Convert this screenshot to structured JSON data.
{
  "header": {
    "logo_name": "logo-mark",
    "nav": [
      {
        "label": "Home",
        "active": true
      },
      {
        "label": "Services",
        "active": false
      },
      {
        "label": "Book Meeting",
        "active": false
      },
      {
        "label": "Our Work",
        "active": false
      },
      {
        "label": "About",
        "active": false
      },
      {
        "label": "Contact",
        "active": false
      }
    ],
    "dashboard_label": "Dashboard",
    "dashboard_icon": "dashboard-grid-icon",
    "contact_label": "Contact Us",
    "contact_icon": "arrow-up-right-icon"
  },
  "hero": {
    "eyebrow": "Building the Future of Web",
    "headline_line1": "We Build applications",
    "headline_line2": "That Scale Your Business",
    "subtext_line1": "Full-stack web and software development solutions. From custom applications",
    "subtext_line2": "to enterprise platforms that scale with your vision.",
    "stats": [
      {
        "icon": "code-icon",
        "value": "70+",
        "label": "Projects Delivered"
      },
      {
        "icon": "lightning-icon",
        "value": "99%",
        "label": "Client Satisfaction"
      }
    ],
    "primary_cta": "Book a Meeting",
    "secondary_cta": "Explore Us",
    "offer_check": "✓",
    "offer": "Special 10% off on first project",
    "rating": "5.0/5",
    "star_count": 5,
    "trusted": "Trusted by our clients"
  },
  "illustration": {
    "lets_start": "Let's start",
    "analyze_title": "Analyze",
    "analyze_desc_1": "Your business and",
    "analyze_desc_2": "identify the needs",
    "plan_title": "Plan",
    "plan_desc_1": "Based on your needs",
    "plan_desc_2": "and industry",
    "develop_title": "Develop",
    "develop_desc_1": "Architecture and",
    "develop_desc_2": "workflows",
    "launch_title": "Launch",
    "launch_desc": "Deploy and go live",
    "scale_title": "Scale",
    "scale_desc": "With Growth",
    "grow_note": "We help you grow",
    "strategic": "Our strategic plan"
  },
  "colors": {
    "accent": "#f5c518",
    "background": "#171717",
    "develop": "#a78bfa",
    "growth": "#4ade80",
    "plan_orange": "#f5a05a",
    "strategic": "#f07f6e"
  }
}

◆ WRITTEN REQUEST ◆
Repeat all of the records above exactly as they appear.

◆ TASK SOLUTION ◆
Convert this screenshot to structured JSON data.
{
  "header": {
    "logo_name": "logo-mark",
    "nav": [
      {
        "label": "Home",
        "active": true
      },
      {
        "label": "Services",
        "active": false
      },
      {
        "label": "Book Meeting",
        "active": false
      },
      {
        "label": "Our Work",
        "active": false
      },
      {
        "label": "About",
        "active": false
      },
      {
        "label": "Contact",
        "active": false
      }
    ],
    "dashboard_label": "Dashboard",
    "dashboard_icon": "dashboard-grid-icon",
    "contact_label": "Contact Us",
    "contact_icon": "arrow-up-right-icon"
  },
  "hero": {
    "eyebrow": "Building the Future of Web",
    "headline_line1": "We Build applications",
    "headline_line2": "That Scale Your Business",
    "subtext_line1": "Full-stack web and software development solutions. From custom applications",
    "subtext_line2": "to enterprise platforms that scale with your vision.",
    "stats": [
      {
        "icon": "code-icon",
        "value": "70+",
        "label": "Projects Delivered"
      },
      {
        "icon": "lightning-icon",
        "value": "99%",
        "label": "Client Satisfaction"
      }
    ],
    "primary_cta": "Book a Meeting",
    "secondary_cta": "Explore Us",
    "offer_check": "✓",
    "offer": "Special 10% off on first project",
    "rating": "5.0/5",
    "star_count": 5,
    "trusted": "Trusted by our clients"
  },
  "illustration": {
    "lets_start": "Let's start",
    "analyze_title": "Analyze",
    "analyze_desc_1": "Your business and",
    "analyze_desc_2": "identify the needs",
    "plan_title": "Plan",
    "plan_desc_1": "Based on your needs",
    "plan_desc_2": "and industry",
    "develop_title": "Develop",
    "develop_desc_1": "Architecture and",
    "develop_desc_2": "workflows",
    "launch_title": "Launch",
    "launch_desc": "Deploy and go live",
    "scale_title": "Scale",
    "scale_desc": "With Growth",
    "grow_note": "We help you grow",
    "strategic": "Our strategic plan"
  },
  "colors": {
    "accent": "#f5c518",
    "background": "#171717",
    "develop": "#a78bfa",
    "growth": "#4ade80",
    "plan_orange": "#f5a05a",
    "strategic": "#f07f6e"
  }
}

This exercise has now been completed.